## Direction
Below are some records. Copy every line in them that holds "name".

--- BEGIN Dataset excerpts ---

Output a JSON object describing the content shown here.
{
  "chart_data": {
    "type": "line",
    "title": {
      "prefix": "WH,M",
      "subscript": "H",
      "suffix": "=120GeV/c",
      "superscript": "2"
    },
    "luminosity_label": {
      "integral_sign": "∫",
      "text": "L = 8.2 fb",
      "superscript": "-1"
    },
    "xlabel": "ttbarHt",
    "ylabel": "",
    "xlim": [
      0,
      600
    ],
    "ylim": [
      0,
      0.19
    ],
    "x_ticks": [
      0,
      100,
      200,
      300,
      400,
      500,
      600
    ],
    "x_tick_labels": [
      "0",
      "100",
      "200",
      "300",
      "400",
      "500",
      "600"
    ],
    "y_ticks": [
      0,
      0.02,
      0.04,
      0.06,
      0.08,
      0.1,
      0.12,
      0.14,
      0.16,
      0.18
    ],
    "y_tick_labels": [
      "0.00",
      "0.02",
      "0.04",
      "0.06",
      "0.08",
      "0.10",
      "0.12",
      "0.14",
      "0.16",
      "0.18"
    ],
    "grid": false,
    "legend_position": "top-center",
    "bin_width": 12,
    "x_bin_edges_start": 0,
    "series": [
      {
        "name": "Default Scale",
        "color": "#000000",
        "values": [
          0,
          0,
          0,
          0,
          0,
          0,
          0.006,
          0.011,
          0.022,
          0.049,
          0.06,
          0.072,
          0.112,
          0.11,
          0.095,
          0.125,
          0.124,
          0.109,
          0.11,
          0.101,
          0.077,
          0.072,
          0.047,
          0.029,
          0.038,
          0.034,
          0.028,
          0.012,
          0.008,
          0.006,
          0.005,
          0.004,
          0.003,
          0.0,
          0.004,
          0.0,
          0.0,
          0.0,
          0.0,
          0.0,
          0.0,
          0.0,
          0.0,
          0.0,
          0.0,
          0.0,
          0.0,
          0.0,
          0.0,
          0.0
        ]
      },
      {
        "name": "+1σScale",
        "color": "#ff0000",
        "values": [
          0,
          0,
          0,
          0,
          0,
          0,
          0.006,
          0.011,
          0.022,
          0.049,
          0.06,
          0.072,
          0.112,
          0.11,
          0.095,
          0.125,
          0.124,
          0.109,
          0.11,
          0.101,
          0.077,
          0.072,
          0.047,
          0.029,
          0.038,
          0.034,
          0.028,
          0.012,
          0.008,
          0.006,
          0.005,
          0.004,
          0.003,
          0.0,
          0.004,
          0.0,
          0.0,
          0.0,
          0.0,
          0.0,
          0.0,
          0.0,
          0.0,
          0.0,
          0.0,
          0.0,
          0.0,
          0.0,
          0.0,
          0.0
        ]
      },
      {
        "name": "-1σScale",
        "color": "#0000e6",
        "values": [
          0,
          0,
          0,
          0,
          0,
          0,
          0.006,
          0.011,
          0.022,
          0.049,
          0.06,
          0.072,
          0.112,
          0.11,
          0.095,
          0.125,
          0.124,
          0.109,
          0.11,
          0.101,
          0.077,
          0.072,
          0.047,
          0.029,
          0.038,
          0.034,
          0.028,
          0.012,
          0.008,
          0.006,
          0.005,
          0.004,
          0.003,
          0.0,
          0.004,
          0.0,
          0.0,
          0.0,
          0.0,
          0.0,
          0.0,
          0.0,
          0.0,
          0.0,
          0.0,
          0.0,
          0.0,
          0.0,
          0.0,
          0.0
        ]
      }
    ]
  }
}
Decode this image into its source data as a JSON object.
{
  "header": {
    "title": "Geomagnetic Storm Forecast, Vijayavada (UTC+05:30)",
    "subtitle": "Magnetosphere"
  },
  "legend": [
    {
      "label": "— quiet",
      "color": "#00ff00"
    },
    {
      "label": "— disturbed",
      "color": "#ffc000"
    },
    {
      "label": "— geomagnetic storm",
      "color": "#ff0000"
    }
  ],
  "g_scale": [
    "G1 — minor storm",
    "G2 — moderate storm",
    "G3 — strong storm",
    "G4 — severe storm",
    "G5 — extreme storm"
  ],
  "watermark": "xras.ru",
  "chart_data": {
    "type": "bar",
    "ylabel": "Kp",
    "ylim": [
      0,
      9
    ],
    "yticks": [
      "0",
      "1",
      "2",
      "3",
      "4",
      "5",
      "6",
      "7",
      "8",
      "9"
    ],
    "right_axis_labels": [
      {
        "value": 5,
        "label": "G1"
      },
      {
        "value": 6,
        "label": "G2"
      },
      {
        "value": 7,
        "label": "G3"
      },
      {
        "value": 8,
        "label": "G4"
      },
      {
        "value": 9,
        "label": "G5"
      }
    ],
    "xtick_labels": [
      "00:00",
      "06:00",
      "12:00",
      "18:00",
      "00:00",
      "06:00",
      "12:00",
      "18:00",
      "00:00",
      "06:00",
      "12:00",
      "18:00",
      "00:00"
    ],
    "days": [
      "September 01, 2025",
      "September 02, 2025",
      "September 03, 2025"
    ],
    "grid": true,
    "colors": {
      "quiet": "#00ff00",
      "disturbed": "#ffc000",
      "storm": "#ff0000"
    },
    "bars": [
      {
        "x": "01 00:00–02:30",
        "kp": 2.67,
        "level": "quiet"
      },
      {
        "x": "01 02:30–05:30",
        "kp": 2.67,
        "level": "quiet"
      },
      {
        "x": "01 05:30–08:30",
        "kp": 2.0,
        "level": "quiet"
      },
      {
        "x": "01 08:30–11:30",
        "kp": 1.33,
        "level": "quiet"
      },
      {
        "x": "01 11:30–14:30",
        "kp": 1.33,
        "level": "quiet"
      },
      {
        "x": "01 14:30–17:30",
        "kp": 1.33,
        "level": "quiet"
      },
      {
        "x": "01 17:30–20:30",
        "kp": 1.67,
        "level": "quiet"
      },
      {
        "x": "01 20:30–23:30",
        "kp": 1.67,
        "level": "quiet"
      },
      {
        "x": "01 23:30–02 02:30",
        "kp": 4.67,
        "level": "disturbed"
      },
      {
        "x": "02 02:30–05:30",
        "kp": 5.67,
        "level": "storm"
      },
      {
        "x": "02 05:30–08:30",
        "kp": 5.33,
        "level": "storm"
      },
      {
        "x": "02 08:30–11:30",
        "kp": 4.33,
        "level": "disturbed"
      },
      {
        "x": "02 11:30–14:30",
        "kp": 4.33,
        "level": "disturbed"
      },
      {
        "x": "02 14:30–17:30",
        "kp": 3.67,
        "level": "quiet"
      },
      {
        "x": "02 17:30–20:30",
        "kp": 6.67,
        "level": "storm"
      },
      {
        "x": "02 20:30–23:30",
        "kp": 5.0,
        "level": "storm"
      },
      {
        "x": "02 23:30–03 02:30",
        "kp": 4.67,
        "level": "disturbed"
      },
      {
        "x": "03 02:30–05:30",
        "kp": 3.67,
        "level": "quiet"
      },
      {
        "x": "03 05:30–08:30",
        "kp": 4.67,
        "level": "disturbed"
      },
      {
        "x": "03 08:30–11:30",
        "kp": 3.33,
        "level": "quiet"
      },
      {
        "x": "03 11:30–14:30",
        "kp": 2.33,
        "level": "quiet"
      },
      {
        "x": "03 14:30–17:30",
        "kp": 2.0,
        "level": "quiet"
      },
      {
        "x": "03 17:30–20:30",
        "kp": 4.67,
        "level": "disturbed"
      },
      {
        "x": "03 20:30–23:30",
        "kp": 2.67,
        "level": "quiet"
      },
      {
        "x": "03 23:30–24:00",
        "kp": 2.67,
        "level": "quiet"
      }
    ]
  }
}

--- END Dataset excerpts ---

## Task output
        "name": "Default Scale",
        "name": "+1σScale",
        "name": "-1σScale",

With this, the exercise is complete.